* Begin Provided records *

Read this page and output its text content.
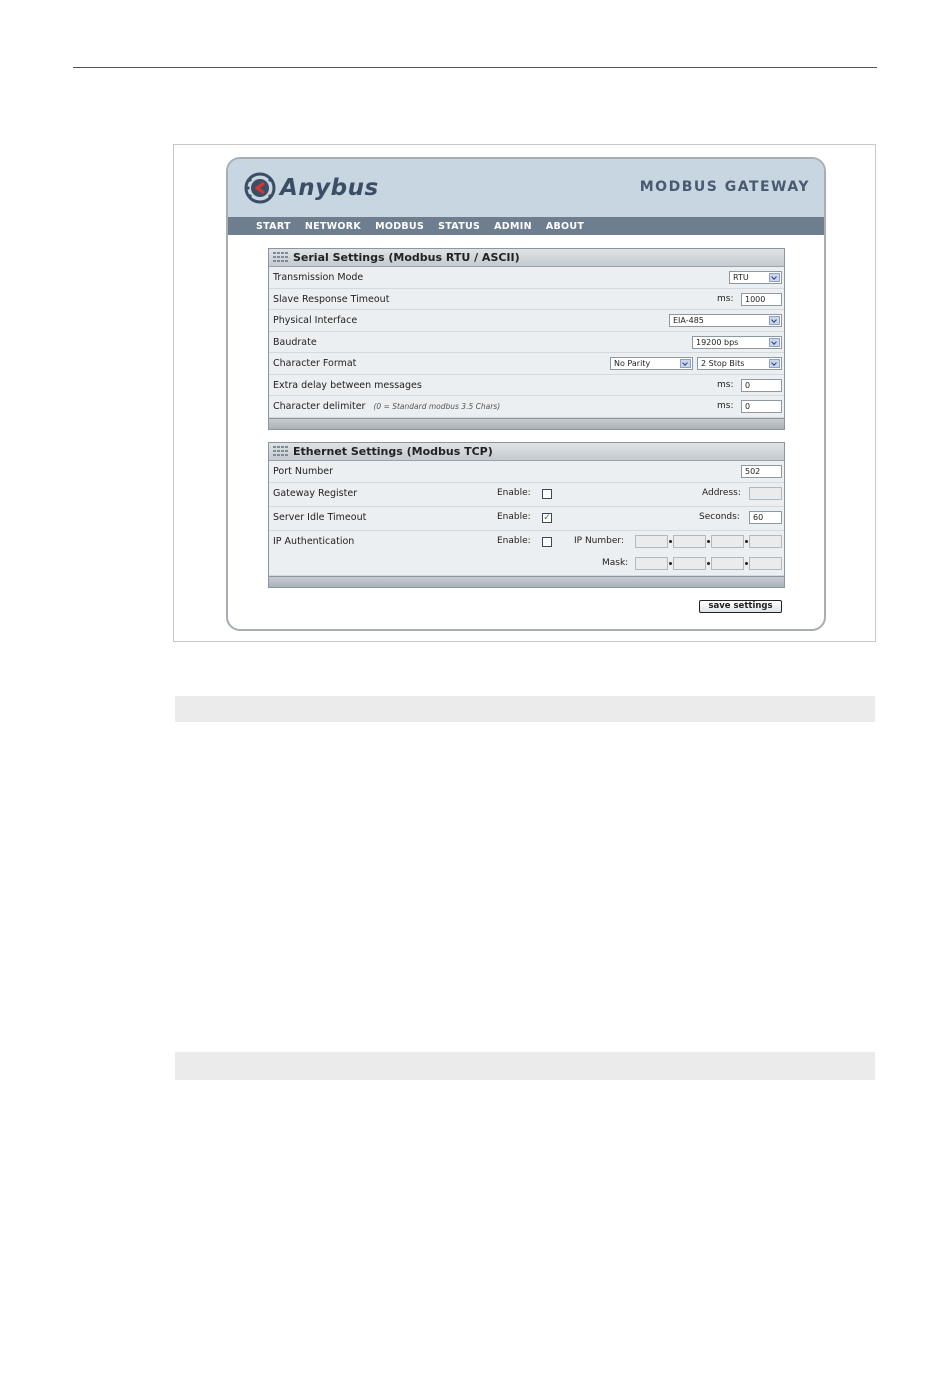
Anybus	MODBUS GATEWAY
START NETWORK MODBUS STATUS ADMIN ABOUT
Serial Settings (Modbus RTU / ASCII)
Transmission Mode	RTU
Slave Response Timeout	ms:	1000
Physical Interface	EIA-485
Baudrate	19200 bps
Character Format	No Parity	2 Stop Bits
Extra delay between messages	ms:	0
Character delimiter (0 = Standard modbus 3.5 Chars)	ms:	0
Ethernet Settings (Modbus TCP)
Port Number	502
Gateway Register	Enable:	Address:
Server Idle Timeout	Enable: ✓	Seconds:	60
IP Authentication	Enable:	IP Number:
Mask:
save settings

* End Provided records *

— Set exercise —
Reproduce the material in full, word for word, and omit the pictures.

— Answer in full —
Read this page and output its text content.
Anybus	MODBUS GATEWAY
START NETWORK MODBUS STATUS ADMIN ABOUT
Serial Settings (Modbus RTU / ASCII)
Transmission Mode	RTU
Slave Response Timeout	ms:	1000
Physical Interface	EIA-485
Baudrate	19200 bps
Character Format	No Parity	2 Stop Bits
Extra delay between messages	ms:	0
Character delimiter (0 = Standard modbus 3.5 Chars)	ms:	0
Ethernet Settings (Modbus TCP)
Port Number	502
Gateway Register	Enable:	Address:
Server Idle Timeout	Enable: ✓	Seconds:	60
IP Authentication	Enable:	IP Number:
Mask:
save settings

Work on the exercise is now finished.